[Extracted records]
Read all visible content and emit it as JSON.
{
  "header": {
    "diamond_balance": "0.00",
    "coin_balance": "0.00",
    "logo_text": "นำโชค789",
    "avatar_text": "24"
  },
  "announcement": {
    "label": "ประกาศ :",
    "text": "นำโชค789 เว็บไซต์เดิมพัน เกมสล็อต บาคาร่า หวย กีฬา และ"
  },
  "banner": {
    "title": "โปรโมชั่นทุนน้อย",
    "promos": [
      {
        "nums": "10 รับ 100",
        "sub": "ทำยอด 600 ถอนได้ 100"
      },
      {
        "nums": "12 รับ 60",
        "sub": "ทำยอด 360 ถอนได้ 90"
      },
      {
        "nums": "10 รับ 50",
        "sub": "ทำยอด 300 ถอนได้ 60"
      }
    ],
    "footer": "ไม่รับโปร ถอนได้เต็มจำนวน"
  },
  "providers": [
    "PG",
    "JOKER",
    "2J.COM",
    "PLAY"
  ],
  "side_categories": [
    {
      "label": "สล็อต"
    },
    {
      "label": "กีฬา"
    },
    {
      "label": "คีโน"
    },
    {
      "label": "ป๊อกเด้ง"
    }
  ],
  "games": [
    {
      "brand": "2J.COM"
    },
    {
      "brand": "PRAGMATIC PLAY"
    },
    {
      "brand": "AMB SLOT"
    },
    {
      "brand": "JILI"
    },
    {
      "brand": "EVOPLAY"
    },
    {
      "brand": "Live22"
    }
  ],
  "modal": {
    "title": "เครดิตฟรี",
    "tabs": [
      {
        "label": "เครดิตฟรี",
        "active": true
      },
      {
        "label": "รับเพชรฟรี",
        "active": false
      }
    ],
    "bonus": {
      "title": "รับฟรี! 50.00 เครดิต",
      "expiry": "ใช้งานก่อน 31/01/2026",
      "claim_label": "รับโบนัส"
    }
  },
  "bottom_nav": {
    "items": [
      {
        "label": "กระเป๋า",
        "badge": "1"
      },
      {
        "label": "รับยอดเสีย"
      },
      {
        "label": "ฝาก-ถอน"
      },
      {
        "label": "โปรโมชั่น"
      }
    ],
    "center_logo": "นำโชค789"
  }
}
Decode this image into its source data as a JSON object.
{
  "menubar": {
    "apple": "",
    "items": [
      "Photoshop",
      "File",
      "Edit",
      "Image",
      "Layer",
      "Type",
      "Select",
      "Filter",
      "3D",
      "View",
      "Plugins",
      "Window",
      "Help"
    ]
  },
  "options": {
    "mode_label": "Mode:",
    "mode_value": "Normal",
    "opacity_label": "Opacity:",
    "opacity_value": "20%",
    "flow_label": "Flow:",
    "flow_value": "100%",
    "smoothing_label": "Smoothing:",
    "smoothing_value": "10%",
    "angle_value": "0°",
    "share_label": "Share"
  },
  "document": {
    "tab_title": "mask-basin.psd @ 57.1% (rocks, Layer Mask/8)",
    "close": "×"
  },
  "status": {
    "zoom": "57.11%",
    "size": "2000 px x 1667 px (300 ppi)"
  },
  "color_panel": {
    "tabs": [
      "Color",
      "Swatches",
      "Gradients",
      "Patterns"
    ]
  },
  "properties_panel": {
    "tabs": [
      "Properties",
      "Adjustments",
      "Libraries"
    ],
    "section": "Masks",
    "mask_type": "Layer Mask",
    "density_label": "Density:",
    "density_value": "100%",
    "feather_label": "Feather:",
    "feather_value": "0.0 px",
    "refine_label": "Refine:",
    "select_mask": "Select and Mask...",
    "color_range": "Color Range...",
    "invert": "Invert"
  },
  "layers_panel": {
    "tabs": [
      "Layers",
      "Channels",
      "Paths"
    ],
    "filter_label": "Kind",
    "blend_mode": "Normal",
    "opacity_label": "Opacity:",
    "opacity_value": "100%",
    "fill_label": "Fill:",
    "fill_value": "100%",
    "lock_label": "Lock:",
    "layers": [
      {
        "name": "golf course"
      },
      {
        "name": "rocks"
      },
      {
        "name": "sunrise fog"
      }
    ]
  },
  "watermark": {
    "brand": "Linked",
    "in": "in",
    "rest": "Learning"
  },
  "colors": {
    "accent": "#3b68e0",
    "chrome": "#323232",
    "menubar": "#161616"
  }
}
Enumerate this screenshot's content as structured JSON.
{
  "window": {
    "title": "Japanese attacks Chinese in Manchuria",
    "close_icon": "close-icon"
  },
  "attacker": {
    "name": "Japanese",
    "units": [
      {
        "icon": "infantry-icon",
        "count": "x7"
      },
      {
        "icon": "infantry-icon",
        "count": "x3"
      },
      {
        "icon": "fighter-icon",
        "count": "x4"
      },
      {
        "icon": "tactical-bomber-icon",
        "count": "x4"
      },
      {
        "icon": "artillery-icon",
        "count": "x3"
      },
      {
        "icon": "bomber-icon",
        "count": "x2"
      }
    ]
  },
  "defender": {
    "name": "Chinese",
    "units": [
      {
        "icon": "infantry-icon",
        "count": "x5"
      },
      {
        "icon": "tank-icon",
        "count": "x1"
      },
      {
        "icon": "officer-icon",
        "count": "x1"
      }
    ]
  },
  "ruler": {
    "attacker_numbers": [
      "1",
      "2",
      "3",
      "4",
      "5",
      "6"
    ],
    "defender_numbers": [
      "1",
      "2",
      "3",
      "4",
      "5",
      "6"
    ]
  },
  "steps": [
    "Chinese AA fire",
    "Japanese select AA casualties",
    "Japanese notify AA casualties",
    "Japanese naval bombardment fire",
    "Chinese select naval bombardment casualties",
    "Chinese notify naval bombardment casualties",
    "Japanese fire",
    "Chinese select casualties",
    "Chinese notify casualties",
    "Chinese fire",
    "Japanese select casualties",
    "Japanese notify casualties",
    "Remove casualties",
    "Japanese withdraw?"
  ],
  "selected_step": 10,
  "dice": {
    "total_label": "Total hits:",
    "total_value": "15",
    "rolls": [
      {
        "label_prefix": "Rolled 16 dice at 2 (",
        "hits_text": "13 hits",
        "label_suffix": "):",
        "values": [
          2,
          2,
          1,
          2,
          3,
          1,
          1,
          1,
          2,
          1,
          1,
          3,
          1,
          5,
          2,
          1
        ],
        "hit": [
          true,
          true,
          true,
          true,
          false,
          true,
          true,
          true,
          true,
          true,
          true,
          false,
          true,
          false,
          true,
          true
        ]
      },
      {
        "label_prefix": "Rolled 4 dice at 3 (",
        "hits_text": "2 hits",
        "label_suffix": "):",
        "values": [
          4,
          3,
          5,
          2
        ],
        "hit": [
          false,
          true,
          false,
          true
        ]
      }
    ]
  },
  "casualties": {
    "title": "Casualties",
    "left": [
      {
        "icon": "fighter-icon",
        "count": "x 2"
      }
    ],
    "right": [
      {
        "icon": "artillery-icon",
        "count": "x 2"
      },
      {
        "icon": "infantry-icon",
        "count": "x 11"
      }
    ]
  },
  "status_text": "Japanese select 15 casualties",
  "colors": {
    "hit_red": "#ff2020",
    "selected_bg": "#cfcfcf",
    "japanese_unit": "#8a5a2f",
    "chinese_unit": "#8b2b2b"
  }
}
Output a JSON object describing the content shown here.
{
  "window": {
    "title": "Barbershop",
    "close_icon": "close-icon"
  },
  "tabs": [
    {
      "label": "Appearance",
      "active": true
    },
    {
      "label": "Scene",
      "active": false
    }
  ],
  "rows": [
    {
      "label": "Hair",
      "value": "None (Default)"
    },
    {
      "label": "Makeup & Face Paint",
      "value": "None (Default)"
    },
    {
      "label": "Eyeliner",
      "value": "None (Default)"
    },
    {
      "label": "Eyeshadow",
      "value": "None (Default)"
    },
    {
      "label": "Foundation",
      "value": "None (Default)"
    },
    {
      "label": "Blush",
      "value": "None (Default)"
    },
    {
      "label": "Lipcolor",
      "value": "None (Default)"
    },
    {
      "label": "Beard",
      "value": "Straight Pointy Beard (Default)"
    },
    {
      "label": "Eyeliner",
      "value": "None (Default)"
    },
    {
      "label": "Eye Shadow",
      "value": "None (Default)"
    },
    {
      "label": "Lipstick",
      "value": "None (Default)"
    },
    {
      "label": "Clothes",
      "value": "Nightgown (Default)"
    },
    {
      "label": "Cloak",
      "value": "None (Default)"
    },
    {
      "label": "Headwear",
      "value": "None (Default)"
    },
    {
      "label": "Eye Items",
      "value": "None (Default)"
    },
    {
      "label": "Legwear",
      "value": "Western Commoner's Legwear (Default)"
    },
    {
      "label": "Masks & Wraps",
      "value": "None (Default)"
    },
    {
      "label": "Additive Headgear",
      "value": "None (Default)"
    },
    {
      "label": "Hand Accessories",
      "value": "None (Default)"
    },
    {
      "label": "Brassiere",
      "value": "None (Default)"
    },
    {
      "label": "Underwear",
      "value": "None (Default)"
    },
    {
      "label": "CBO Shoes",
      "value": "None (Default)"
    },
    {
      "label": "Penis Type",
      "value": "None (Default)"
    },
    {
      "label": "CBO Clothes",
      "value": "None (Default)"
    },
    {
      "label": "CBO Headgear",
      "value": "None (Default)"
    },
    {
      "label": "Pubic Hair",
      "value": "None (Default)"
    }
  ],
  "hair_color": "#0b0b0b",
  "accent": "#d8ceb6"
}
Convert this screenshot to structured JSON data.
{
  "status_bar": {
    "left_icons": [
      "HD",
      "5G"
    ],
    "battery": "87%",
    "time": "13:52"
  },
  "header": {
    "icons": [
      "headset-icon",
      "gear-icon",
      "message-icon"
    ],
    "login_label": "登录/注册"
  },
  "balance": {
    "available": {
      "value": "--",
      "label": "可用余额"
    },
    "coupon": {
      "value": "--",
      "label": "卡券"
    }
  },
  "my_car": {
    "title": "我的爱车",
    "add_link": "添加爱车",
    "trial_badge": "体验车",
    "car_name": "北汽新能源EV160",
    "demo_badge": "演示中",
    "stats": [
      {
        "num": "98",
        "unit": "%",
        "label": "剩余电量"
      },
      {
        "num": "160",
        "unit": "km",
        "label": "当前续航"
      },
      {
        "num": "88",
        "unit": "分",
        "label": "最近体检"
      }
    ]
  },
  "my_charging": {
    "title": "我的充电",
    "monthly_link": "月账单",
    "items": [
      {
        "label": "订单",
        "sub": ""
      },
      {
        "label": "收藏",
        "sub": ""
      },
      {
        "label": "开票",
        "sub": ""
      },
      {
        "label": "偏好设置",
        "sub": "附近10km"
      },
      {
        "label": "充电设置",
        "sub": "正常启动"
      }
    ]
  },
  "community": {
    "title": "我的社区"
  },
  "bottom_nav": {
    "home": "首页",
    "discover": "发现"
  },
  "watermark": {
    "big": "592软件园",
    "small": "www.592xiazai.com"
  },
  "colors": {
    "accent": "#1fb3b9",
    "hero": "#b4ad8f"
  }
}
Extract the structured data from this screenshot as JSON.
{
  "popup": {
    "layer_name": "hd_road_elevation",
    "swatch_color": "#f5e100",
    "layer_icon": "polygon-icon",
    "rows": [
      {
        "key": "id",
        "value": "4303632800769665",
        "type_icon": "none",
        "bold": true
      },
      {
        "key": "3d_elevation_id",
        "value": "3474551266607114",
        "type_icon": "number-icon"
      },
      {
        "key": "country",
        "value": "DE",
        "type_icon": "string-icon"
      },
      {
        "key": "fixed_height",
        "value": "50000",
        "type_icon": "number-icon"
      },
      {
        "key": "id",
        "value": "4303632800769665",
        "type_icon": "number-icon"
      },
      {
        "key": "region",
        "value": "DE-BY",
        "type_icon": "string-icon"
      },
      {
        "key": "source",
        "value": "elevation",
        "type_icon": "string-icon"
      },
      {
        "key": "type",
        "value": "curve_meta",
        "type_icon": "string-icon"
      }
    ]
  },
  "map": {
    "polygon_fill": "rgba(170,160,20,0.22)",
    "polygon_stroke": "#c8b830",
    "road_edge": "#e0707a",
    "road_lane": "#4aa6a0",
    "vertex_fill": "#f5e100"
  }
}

• Task instructions
Of the lines above, how many contain the word "object"? Provide the number and nothing else.

• Answer to the task
2